Can you give all the records again without altering a single character?
* * * * *
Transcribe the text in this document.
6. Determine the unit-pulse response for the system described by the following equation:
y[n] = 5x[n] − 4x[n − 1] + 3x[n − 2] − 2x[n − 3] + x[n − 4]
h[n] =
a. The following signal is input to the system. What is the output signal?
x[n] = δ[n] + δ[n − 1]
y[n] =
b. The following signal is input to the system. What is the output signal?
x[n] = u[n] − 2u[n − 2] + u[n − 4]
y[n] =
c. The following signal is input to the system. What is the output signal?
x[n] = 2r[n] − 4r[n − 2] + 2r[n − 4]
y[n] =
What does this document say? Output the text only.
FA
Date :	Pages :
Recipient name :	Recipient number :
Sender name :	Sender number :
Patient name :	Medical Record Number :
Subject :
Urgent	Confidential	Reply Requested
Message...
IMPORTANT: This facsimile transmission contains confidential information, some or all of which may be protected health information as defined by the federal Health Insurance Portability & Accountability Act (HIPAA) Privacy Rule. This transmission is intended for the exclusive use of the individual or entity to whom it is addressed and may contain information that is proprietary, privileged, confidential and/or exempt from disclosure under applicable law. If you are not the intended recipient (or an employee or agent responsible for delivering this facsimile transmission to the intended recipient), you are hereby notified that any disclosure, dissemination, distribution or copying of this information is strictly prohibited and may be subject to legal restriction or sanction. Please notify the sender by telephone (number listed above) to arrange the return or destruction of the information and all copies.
* * * * *
Response:
Transcribe the text in this document.
6. Determine the unit-pulse response for the system described by the following equation:
y[n] = 5x[n] − 4x[n − 1] + 3x[n − 2] − 2x[n − 3] + x[n − 4]
h[n] =
a. The following signal is input to the system. What is the output signal?
x[n] = δ[n] + δ[n − 1]
y[n] =
b. The following signal is input to the system. What is the output signal?
x[n] = u[n] − 2u[n − 2] + u[n − 4]
y[n] =
c. The following signal is input to the system. What is the output signal?
x[n] = 2r[n] − 4r[n − 2] + 2r[n − 4]
y[n] =
What does this document say? Output the text only.
FA
Date :	Pages :
Recipient name :	Recipient number :
Sender name :	Sender number :
Patient name :	Medical Record Number :
Subject :
Urgent	Confidential	Reply Requested
Message...
IMPORTANT: This facsimile transmission contains confidential information, some or all of which may be protected health information as defined by the federal Health Insurance Portability & Accountability Act (HIPAA) Privacy Rule. This transmission is intended for the exclusive use of the individual or entity to whom it is addressed and may contain information that is proprietary, privileged, confidential and/or exempt from disclosure under applicable law. If you are not the intended recipient (or an employee or agent responsible for delivering this facsimile transmission to the intended recipient), you are hereby notified that any disclosure, dissemination, distribution or copying of this information is strictly prohibited and may be subject to legal restriction or sanction. Please notify the sender by telephone (number listed above) to arrange the return or destruction of the information and all copies.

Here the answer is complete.